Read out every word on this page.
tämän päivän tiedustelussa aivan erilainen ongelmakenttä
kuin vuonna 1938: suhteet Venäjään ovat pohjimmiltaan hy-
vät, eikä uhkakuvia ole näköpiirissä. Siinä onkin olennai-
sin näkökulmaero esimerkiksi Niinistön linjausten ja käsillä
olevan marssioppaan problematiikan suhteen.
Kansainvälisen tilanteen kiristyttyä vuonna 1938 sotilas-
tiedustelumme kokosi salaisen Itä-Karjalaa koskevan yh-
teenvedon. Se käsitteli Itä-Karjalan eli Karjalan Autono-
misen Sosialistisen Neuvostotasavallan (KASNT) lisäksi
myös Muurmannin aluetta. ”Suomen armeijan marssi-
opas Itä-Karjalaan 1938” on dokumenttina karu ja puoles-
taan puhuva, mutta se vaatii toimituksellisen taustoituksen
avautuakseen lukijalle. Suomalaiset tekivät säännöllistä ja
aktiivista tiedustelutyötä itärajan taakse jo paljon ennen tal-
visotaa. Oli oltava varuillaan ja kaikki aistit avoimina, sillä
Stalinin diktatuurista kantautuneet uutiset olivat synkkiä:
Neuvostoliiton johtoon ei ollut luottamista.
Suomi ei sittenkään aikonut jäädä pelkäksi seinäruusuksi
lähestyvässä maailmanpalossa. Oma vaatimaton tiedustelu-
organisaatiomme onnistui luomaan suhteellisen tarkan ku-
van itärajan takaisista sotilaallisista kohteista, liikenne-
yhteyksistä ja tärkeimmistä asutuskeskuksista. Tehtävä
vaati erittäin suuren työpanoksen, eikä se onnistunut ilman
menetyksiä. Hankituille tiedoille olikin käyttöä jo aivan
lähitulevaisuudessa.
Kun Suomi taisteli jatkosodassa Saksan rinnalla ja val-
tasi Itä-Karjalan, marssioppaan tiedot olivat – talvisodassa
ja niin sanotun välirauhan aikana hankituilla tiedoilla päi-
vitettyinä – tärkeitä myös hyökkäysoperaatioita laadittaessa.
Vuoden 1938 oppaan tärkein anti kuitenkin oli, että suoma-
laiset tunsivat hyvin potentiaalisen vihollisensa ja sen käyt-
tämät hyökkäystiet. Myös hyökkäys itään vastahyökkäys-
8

* * * * * * * * *

THE PROBLEM:
Reply with only the number of lines in the material above where the string "eikä" appears.

THE RESULT:
2